* [WHAT THE EXERCISE ASKS] Leave out any picture and return the remaining listing below exactly as given.

* [SUPPLIED RECORDS]
--*--
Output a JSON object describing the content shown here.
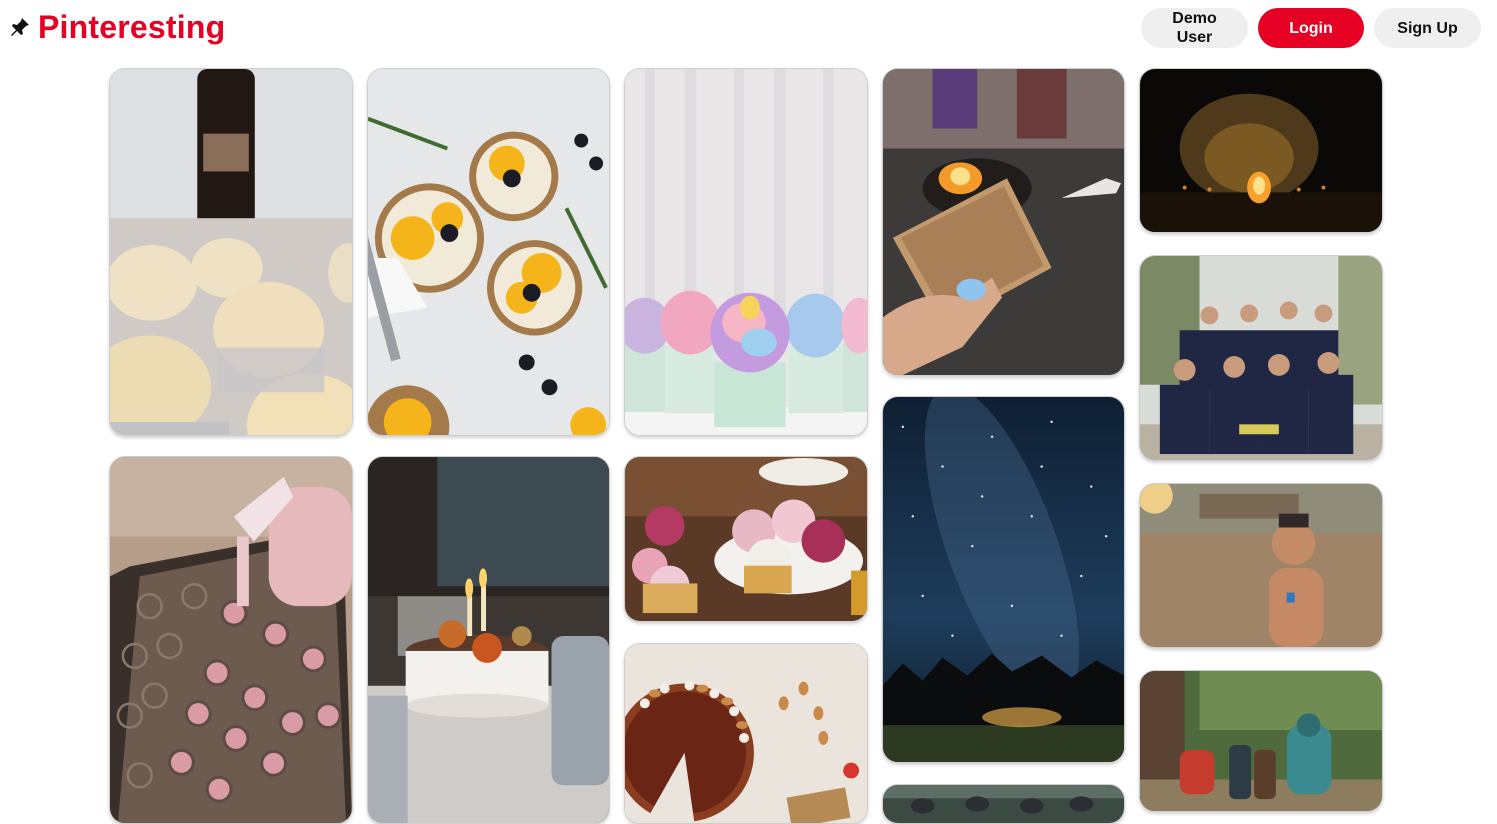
{
  "header": {
    "logo_text": "Pinteresting",
    "logo_icon": "pushpin-icon",
    "demo_label": "Demo User",
    "login_label": "Login",
    "signup_label": "Sign Up"
  },
  "colors": {
    "brand": "#e60023",
    "button_gray": "#efefef"
  },
  "pins": [
    {
      "col": 0,
      "subject": "vanilla cupcakes with bottle"
    },
    {
      "col": 0,
      "subject": "piping pink macarons"
    },
    {
      "col": 1,
      "subject": "citrus blackberry tarts"
    },
    {
      "col": 1,
      "subject": "birthday cake with candles"
    },
    {
      "col": 2,
      "subject": "pastel rainbow cupcakes"
    },
    {
      "col": 2,
      "subject": "flower cupcakes"
    },
    {
      "col": 2,
      "subject": "pecan pie"
    },
    {
      "col": 3,
      "subject": "smores by campfire"
    },
    {
      "col": 3,
      "subject": "milky way night sky"
    },
    {
      "col": 3,
      "subject": "group at campsite"
    },
    {
      "col": 4,
      "subject": "bonfire at night"
    },
    {
      "col": 4,
      "subject": "softball team group photo"
    },
    {
      "col": 4,
      "subject": "smiling boy at sunset"
    },
    {
      "col": 4,
      "subject": "hikers with backpacks"
    }
  ]
}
--*--
* [ANSWER IN FULL]
Output a JSON object describing the content shown here.
{
  "header": {
    "logo_text": "Pinteresting",
    "logo_icon": "pushpin-icon",
    "demo_label": "Demo User",
    "login_label": "Login",
    "signup_label": "Sign Up"
  },
  "colors": {
    "brand": "#e60023",
    "button_gray": "#efefef"
  },
  "pins": [
    {
      "col": 0,
      "subject": "vanilla cupcakes with bottle"
    },
    {
      "col": 0,
      "subject": "piping pink macarons"
    },
    {
      "col": 1,
      "subject": "citrus blackberry tarts"
    },
    {
      "col": 1,
      "subject": "birthday cake with candles"
    },
    {
      "col": 2,
      "subject": "pastel rainbow cupcakes"
    },
    {
      "col": 2,
      "subject": "flower cupcakes"
    },
    {
      "col": 2,
      "subject": "pecan pie"
    },
    {
      "col": 3,
      "subject": "smores by campfire"
    },
    {
      "col": 3,
      "subject": "milky way night sky"
    },
    {
      "col": 3,
      "subject": "group at campsite"
    },
    {
      "col": 4,
      "subject": "bonfire at night"
    },
    {
      "col": 4,
      "subject": "softball team group photo"
    },
    {
      "col": 4,
      "subject": "smiling boy at sunset"
    },
    {
      "col": 4,
      "subject": "hikers with backpacks"
    }
  ]
}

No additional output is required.